§ PROBLEM STATEMENT: Narrow the data below down to the lines containing "type".

§ STORED DATA:
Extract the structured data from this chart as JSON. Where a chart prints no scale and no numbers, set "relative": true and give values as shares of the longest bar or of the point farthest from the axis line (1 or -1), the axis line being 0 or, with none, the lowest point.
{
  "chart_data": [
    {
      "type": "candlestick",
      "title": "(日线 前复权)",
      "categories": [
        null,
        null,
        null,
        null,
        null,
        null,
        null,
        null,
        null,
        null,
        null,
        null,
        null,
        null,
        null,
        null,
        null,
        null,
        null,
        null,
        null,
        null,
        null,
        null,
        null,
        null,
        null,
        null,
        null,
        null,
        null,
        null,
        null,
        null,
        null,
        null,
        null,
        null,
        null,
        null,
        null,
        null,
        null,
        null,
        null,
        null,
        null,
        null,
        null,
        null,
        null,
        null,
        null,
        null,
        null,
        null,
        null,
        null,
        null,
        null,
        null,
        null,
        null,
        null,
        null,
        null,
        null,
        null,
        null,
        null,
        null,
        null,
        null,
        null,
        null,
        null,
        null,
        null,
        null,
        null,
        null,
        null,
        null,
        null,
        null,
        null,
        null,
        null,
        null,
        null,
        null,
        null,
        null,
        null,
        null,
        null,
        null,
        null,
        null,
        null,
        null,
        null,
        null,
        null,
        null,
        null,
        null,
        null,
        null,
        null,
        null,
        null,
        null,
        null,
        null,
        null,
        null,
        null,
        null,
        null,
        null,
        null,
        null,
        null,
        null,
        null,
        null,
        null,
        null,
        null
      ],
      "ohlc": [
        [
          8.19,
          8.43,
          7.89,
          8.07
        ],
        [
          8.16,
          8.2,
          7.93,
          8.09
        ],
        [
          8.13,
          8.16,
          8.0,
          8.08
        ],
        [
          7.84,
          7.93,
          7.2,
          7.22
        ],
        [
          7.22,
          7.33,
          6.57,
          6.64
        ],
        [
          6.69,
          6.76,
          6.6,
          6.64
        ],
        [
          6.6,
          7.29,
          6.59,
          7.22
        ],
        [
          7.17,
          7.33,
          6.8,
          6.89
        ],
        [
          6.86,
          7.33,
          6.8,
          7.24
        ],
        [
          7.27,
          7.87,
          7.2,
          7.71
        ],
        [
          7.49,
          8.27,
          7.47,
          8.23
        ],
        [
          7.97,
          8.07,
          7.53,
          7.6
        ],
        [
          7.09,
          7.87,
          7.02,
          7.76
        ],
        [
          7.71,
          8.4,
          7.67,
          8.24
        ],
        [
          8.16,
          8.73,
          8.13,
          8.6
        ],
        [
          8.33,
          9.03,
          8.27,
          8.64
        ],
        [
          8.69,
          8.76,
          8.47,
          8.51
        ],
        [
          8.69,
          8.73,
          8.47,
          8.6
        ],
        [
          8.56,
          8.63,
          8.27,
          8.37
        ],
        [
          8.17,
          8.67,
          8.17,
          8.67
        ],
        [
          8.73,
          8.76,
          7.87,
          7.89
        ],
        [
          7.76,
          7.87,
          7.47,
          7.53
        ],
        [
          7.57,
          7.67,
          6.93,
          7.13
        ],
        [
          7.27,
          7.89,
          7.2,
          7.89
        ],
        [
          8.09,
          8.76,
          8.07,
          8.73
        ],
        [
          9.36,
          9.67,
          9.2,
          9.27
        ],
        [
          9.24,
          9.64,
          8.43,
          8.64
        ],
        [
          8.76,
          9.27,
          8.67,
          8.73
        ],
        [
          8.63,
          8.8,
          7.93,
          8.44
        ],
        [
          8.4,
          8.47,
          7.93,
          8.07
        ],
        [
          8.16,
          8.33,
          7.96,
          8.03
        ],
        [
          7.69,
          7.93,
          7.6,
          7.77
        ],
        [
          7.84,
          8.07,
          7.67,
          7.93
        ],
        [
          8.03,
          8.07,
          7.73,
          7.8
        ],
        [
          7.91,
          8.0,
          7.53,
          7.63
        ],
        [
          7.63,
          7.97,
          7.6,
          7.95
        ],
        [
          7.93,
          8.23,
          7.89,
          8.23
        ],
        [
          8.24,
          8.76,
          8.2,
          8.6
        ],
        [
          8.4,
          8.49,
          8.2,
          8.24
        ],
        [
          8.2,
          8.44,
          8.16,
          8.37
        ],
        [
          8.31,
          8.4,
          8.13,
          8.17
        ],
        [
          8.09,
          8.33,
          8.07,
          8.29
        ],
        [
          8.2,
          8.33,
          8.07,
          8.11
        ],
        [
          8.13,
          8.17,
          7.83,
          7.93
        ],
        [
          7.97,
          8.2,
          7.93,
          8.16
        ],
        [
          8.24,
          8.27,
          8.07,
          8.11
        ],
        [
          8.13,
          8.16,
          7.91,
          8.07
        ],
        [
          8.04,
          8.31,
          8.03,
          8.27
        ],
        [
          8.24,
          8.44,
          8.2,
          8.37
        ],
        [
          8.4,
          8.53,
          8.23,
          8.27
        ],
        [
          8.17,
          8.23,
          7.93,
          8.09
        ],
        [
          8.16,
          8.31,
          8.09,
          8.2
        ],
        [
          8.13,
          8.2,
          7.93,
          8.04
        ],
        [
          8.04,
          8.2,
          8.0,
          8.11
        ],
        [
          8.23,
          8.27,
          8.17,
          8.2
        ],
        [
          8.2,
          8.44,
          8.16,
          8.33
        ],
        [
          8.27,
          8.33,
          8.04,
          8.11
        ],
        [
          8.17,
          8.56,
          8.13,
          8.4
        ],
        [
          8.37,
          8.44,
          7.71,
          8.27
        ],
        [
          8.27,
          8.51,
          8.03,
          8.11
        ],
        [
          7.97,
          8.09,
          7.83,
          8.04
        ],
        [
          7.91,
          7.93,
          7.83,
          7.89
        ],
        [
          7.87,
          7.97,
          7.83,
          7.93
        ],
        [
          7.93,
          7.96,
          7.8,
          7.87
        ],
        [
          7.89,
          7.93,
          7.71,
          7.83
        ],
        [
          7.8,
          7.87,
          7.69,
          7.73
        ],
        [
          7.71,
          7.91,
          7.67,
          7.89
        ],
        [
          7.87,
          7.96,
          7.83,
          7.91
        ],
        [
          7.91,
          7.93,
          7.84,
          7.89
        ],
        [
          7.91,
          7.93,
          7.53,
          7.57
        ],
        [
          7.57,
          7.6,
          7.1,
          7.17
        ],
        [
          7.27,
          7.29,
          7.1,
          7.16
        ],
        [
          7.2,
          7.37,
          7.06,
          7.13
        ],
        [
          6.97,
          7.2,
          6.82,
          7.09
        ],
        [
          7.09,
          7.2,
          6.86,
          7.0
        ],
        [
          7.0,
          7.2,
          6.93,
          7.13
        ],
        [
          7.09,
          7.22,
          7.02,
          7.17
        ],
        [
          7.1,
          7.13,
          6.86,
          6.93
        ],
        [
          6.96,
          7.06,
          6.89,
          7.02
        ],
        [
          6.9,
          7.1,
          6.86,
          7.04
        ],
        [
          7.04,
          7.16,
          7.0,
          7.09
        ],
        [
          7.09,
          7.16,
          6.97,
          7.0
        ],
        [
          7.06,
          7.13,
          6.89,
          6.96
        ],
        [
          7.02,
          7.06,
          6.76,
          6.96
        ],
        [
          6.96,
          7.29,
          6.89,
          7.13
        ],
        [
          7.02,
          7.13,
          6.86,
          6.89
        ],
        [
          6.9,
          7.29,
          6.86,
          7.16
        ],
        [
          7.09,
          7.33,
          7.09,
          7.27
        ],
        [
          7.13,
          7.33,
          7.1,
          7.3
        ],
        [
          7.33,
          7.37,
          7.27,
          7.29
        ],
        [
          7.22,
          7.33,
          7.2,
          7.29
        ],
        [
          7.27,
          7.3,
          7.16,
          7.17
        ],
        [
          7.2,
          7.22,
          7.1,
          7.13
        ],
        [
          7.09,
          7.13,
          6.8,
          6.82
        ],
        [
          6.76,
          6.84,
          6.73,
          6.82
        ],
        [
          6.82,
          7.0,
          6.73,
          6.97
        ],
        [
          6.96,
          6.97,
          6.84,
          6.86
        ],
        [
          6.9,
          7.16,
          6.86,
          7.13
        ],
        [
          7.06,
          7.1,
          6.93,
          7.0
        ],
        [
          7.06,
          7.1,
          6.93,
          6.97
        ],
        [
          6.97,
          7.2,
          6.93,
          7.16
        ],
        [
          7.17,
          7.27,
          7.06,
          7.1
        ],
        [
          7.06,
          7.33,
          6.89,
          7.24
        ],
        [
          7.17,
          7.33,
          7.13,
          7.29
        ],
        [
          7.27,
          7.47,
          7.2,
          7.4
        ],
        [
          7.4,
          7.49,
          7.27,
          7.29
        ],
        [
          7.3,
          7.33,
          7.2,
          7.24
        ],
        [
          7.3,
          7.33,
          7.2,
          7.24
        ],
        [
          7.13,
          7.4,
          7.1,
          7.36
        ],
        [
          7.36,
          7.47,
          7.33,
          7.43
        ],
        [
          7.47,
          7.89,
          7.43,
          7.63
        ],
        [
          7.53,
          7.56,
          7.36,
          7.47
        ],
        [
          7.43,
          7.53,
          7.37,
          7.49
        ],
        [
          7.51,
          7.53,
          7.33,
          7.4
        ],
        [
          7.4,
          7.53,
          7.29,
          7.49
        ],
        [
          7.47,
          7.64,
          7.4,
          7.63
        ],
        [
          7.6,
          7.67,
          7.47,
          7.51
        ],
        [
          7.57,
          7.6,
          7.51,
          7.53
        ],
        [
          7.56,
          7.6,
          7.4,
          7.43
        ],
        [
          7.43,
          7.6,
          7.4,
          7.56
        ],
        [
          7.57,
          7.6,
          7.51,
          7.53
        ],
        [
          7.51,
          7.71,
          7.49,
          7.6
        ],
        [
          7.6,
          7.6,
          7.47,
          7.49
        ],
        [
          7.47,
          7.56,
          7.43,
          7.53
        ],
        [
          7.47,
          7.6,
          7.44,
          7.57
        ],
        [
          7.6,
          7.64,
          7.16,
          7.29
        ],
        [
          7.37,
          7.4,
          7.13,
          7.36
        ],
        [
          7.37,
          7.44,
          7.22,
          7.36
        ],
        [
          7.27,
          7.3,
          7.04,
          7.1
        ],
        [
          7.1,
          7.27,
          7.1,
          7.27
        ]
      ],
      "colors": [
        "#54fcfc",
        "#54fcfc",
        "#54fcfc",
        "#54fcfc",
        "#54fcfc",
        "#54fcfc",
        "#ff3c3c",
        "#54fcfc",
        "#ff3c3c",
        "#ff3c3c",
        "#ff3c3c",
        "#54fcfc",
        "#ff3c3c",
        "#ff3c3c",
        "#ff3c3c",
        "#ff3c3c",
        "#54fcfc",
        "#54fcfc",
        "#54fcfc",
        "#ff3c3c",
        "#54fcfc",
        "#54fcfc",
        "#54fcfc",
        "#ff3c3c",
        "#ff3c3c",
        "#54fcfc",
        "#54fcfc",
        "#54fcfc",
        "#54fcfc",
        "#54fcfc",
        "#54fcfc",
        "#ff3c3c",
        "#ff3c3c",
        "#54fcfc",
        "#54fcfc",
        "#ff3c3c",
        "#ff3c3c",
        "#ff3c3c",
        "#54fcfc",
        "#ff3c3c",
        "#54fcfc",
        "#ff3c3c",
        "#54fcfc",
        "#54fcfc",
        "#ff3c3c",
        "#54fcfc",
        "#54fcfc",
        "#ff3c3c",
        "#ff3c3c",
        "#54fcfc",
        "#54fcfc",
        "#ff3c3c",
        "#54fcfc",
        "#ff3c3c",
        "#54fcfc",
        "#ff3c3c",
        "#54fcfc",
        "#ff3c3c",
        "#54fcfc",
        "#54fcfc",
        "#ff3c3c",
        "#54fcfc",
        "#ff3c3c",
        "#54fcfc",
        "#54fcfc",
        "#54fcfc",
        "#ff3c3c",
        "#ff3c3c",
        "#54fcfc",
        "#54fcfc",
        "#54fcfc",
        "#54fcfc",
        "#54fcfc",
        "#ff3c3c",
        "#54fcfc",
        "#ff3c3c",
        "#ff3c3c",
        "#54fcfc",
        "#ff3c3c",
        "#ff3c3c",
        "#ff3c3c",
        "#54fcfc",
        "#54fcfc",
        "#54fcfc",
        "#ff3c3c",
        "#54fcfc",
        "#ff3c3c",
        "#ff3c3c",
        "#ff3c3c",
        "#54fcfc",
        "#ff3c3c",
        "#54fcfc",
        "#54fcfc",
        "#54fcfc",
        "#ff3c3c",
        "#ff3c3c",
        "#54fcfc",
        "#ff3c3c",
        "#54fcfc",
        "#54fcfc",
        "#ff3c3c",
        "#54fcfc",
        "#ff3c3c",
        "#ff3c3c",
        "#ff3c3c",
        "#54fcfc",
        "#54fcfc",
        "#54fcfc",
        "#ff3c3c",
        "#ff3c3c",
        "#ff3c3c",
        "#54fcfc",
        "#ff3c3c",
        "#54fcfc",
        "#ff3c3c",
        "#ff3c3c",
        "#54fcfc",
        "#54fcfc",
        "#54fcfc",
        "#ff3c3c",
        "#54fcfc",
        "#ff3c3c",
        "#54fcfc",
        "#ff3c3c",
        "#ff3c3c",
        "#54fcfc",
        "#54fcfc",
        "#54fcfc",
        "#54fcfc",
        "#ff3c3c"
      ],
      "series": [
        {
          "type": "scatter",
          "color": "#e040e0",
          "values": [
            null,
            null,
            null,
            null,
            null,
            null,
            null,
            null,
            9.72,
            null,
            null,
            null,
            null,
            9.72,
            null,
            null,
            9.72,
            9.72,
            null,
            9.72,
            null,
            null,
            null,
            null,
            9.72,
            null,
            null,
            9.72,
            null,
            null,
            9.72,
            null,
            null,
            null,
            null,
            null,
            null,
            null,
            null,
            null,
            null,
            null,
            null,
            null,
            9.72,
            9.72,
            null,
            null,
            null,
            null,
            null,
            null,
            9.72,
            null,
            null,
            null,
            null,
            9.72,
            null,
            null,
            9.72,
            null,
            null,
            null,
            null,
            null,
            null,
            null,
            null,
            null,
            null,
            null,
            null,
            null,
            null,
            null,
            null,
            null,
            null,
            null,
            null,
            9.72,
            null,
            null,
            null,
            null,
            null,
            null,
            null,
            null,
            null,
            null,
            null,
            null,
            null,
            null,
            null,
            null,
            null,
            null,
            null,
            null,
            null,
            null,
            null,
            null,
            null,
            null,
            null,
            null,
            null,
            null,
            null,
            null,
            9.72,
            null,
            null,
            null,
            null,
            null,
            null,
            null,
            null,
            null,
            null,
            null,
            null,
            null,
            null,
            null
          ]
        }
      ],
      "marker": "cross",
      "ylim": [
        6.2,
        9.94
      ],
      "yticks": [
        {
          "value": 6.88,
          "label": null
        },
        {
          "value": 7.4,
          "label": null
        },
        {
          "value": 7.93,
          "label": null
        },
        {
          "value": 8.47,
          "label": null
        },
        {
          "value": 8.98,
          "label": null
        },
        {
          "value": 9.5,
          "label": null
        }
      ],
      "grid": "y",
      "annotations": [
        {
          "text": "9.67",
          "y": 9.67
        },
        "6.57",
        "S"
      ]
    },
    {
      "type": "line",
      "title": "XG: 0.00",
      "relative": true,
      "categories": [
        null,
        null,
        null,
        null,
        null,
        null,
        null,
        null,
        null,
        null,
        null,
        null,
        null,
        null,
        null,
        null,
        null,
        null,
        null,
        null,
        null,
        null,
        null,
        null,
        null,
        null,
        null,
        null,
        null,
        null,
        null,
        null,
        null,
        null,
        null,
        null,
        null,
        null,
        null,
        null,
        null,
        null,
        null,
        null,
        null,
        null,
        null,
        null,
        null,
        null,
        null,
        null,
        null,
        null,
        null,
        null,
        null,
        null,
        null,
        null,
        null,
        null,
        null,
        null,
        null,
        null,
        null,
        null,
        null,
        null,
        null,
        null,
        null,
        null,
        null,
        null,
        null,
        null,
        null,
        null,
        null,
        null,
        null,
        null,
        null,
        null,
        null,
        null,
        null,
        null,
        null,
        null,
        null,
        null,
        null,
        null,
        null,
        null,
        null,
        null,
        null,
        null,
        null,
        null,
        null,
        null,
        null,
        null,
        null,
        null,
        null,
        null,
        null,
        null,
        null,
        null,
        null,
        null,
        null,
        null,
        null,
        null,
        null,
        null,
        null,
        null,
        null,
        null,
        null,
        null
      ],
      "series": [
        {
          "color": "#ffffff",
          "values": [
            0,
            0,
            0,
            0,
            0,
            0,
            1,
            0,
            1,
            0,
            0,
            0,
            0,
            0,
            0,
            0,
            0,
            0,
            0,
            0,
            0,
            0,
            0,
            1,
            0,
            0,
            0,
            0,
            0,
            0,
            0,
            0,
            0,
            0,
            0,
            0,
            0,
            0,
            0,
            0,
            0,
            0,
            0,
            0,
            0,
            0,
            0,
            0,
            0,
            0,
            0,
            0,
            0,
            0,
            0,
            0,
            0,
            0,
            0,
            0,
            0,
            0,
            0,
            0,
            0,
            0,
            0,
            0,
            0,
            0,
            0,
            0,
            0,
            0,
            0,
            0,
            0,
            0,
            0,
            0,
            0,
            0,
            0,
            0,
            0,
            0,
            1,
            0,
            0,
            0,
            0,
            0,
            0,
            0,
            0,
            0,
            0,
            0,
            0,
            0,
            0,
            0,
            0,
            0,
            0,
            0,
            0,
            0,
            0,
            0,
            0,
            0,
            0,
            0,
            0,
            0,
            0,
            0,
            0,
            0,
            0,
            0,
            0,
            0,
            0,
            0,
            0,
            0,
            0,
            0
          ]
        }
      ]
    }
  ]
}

§ THE REPLY:
      "type": "candlestick",
          "type": "scatter",
      "type": "line",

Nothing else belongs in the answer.